▶ Information shown
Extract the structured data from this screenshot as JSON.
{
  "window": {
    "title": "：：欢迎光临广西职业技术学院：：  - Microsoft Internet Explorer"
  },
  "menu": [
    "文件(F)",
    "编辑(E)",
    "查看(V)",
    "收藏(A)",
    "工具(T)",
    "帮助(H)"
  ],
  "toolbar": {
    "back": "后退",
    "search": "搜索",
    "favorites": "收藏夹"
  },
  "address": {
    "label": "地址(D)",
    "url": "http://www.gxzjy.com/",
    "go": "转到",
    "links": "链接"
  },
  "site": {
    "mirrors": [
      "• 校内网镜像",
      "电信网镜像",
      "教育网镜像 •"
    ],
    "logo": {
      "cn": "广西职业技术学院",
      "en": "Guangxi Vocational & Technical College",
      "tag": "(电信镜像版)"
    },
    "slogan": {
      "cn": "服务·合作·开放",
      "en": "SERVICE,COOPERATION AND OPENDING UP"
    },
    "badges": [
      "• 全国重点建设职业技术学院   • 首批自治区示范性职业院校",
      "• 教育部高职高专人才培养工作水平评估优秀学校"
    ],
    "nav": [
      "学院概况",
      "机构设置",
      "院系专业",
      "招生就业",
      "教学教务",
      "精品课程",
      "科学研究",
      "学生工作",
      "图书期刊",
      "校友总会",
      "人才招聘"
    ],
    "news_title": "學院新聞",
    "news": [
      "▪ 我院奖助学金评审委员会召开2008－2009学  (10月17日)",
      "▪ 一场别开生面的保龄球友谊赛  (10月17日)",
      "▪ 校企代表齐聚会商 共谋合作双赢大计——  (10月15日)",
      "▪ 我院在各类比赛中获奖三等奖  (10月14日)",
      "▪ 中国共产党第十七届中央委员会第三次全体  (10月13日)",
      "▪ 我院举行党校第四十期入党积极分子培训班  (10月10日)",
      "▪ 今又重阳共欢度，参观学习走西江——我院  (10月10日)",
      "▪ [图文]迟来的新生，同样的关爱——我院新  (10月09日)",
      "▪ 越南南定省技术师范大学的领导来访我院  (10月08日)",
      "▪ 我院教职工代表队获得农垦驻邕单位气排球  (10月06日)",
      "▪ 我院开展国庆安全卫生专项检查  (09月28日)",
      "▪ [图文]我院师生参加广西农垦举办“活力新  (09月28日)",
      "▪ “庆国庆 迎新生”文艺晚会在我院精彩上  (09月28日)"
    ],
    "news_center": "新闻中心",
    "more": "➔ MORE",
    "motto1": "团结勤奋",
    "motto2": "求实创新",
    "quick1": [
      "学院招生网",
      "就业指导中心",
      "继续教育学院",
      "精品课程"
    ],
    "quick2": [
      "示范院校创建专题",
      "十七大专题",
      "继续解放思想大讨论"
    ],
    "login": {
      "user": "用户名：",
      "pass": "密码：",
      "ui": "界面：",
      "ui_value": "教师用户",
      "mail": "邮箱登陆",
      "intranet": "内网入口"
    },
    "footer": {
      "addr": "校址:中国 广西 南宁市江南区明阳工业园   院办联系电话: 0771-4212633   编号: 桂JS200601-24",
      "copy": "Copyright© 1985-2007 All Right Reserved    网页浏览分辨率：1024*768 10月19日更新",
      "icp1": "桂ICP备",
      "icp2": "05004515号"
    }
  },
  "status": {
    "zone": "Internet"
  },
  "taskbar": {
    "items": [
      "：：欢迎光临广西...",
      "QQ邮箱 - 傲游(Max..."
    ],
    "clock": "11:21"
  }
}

▶ What is expected
Pull out every line above that holds the word "Internet".

▶ Finished task
    "title": "：：欢迎光临广西职业技术学院：：  - Microsoft Internet Explorer"
    "zone": "Internet"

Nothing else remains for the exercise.